Data entries:

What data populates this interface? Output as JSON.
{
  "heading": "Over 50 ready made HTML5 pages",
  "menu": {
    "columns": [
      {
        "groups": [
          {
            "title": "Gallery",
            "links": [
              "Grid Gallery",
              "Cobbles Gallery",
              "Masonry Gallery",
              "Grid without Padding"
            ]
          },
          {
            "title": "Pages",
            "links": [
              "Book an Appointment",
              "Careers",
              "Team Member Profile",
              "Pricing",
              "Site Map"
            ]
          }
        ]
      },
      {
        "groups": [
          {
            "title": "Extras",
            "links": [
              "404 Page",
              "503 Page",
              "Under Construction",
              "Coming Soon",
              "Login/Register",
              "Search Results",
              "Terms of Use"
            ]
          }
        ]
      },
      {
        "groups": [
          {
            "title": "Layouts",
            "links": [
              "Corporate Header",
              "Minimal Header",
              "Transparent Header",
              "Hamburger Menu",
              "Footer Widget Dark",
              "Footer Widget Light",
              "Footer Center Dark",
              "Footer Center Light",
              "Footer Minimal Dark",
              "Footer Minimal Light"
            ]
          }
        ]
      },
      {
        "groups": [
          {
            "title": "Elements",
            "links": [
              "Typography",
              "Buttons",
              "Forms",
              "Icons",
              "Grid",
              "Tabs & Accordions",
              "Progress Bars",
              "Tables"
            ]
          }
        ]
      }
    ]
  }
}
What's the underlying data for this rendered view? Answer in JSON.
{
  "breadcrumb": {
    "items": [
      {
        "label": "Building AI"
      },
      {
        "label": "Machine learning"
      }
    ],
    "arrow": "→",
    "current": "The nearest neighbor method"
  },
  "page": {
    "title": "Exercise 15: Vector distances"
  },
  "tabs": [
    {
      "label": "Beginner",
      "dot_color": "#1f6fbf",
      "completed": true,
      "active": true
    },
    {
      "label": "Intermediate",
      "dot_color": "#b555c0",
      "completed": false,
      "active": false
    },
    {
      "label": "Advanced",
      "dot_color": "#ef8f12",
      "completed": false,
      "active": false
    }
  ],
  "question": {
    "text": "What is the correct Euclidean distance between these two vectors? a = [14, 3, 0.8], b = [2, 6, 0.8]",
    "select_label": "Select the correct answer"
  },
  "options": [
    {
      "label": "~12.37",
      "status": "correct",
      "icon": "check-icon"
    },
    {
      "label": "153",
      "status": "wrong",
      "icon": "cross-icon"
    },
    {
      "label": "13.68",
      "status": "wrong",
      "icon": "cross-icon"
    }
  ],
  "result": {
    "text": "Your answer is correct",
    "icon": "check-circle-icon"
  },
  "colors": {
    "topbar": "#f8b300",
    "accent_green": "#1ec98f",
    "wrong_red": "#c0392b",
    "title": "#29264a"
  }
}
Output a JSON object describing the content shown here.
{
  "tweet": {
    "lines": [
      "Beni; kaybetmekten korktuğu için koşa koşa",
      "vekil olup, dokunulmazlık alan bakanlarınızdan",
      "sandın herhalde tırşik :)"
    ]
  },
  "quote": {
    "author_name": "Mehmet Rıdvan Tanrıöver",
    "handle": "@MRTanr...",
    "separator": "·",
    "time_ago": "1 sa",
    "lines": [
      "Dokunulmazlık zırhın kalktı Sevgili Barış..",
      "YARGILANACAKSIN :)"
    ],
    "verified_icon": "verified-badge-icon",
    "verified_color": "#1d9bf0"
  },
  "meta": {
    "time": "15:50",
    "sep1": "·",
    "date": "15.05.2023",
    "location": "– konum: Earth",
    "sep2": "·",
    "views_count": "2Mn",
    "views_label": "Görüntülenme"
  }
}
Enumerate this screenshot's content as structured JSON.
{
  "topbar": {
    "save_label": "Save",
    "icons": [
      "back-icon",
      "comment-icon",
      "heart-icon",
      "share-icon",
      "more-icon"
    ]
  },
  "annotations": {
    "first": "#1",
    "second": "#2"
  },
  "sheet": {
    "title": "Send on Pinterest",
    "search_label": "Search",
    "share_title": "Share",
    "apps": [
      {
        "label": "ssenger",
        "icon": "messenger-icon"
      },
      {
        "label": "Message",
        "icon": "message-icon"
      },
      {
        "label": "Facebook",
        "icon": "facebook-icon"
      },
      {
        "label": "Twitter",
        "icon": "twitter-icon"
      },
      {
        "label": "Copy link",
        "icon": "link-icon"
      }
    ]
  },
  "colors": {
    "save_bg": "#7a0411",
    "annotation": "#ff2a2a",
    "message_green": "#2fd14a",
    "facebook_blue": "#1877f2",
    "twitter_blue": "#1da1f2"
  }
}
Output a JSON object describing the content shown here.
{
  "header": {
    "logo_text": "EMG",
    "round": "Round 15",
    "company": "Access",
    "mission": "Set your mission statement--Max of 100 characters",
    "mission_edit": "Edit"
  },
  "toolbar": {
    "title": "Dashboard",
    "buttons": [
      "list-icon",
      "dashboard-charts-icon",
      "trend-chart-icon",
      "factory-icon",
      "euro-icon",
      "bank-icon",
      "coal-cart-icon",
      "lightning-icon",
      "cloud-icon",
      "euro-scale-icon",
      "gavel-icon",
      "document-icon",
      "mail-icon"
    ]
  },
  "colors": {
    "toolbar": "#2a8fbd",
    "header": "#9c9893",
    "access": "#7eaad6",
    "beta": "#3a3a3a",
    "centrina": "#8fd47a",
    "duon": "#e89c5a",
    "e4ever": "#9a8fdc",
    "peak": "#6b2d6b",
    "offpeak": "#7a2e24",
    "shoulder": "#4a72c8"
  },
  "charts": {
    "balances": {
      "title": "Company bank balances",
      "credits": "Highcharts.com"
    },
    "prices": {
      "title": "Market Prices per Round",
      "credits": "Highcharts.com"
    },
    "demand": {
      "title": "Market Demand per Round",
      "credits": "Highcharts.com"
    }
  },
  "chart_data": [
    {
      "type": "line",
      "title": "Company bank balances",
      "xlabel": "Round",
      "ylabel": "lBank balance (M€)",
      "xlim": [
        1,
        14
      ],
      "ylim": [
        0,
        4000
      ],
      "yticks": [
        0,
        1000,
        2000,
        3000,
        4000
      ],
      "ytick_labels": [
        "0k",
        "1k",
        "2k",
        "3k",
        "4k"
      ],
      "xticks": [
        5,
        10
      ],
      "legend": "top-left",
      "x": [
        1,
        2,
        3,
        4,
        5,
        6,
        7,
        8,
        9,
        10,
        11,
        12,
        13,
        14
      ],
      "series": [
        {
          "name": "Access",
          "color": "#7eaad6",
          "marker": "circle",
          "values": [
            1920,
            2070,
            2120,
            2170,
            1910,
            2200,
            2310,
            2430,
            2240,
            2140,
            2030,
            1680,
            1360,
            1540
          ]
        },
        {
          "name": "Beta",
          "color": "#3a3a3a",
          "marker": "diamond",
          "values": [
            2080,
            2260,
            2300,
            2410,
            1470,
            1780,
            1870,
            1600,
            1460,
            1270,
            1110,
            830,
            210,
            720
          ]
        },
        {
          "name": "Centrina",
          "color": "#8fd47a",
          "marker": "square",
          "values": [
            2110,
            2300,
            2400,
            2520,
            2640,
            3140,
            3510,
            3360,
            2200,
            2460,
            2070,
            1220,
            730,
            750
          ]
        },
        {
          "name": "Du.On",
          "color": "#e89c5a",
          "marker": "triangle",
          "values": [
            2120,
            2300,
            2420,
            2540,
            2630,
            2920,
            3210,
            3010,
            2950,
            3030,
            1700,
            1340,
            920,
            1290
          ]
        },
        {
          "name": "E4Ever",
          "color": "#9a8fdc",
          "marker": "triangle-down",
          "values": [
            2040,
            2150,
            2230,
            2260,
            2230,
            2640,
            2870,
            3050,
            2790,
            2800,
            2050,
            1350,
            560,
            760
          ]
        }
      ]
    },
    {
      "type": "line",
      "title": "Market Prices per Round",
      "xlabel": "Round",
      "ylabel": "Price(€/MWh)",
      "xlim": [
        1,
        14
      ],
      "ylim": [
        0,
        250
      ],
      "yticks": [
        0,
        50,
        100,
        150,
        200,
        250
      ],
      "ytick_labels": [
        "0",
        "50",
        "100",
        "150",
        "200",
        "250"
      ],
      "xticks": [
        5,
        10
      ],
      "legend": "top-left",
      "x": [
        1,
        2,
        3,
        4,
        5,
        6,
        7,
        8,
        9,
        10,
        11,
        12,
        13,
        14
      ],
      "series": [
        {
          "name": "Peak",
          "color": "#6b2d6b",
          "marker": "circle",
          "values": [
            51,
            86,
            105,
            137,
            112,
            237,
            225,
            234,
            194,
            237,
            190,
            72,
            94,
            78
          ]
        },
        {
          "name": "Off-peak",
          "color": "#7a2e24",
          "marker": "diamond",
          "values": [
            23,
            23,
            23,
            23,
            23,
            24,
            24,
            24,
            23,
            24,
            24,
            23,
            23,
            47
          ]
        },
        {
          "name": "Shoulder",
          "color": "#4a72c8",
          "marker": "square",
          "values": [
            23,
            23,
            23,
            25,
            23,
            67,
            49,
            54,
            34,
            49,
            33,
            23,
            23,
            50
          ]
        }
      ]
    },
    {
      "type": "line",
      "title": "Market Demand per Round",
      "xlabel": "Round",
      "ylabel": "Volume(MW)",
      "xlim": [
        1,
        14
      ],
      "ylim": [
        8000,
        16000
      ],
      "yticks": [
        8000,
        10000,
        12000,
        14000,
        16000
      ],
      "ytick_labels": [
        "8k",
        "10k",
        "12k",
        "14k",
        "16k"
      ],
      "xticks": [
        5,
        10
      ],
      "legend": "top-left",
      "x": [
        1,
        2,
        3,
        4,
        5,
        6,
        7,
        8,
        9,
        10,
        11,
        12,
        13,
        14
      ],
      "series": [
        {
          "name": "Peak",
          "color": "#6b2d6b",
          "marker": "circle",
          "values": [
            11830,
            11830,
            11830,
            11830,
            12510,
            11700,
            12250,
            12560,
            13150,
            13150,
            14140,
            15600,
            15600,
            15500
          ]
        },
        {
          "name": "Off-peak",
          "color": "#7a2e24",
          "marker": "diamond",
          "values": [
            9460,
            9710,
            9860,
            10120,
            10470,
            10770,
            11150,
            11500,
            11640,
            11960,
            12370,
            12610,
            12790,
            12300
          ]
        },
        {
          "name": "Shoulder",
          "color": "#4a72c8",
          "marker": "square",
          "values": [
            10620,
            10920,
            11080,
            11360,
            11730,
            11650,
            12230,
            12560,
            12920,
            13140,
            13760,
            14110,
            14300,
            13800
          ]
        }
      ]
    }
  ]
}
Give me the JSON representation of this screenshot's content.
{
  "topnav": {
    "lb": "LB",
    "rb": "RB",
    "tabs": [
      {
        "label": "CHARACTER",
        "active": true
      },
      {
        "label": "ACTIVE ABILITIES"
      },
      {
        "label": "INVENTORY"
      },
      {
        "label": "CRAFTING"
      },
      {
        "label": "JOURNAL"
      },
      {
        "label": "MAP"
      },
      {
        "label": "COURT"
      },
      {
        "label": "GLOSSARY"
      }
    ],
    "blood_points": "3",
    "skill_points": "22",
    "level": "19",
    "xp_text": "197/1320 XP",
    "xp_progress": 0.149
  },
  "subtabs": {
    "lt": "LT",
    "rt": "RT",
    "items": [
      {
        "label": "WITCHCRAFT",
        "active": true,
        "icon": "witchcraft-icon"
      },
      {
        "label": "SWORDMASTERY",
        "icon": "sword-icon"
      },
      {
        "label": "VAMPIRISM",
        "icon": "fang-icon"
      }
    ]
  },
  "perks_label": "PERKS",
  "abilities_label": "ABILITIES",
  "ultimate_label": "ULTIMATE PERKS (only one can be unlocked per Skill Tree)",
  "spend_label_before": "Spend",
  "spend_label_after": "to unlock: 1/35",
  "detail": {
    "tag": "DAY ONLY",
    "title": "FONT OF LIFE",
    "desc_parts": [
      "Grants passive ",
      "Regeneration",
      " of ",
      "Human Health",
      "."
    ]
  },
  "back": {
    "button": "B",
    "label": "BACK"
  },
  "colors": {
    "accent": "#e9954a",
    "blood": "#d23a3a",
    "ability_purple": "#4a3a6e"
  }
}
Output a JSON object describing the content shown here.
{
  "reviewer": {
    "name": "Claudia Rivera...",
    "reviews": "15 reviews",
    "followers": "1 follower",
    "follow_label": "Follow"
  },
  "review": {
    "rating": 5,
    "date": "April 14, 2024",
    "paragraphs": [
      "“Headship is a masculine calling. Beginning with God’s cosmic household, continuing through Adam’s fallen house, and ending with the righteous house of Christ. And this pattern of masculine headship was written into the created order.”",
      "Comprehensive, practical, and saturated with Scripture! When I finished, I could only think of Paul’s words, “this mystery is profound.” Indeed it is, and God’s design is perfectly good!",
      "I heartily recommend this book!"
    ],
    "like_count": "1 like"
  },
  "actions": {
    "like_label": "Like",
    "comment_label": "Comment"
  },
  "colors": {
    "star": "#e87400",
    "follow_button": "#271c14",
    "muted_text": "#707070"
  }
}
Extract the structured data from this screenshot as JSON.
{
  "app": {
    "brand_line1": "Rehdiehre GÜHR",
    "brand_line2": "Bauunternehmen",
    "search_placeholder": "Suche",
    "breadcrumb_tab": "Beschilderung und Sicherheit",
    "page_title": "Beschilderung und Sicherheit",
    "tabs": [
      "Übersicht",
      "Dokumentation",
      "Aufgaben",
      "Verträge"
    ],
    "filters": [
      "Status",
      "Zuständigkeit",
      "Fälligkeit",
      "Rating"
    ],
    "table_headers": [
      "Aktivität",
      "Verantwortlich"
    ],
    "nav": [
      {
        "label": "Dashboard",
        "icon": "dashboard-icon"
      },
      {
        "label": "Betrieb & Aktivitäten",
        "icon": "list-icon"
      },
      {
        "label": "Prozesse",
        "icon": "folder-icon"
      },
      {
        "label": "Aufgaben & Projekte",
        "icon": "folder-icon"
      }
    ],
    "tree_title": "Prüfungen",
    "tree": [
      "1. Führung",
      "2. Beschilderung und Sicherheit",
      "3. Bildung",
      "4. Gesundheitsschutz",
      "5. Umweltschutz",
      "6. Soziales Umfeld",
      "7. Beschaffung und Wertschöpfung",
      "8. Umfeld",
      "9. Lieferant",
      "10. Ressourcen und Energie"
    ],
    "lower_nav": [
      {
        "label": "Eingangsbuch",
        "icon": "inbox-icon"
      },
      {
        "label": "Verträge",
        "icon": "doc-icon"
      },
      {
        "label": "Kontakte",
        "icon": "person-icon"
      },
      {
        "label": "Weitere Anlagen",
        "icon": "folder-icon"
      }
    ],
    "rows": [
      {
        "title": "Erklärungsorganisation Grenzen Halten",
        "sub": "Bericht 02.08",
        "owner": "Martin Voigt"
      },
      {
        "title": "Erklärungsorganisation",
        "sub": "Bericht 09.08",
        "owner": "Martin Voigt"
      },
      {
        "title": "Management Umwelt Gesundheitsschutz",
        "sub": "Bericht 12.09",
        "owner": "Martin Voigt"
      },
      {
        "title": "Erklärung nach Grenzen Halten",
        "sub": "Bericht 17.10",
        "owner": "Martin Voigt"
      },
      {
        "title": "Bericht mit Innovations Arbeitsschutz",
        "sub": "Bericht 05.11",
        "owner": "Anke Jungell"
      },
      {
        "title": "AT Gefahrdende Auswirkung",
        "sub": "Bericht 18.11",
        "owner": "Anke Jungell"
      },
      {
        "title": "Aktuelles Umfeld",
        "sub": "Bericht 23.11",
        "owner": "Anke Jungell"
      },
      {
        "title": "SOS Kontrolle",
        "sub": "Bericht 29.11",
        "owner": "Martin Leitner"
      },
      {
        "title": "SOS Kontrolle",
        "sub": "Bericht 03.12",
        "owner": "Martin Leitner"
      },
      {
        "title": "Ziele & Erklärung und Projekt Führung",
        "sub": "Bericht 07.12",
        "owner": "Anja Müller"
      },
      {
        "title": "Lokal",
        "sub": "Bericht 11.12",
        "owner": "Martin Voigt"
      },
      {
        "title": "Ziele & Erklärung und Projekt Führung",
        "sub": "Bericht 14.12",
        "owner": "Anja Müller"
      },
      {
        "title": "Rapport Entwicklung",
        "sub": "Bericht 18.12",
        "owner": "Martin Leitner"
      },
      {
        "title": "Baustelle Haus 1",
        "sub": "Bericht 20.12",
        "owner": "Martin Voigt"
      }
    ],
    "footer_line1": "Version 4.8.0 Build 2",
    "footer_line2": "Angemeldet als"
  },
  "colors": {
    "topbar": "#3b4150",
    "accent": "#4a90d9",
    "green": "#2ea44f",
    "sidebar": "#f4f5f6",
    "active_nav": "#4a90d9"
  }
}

§ Stated problem: Find how many lines hold the string "Dark", and state that number alone.

§ Solution: 3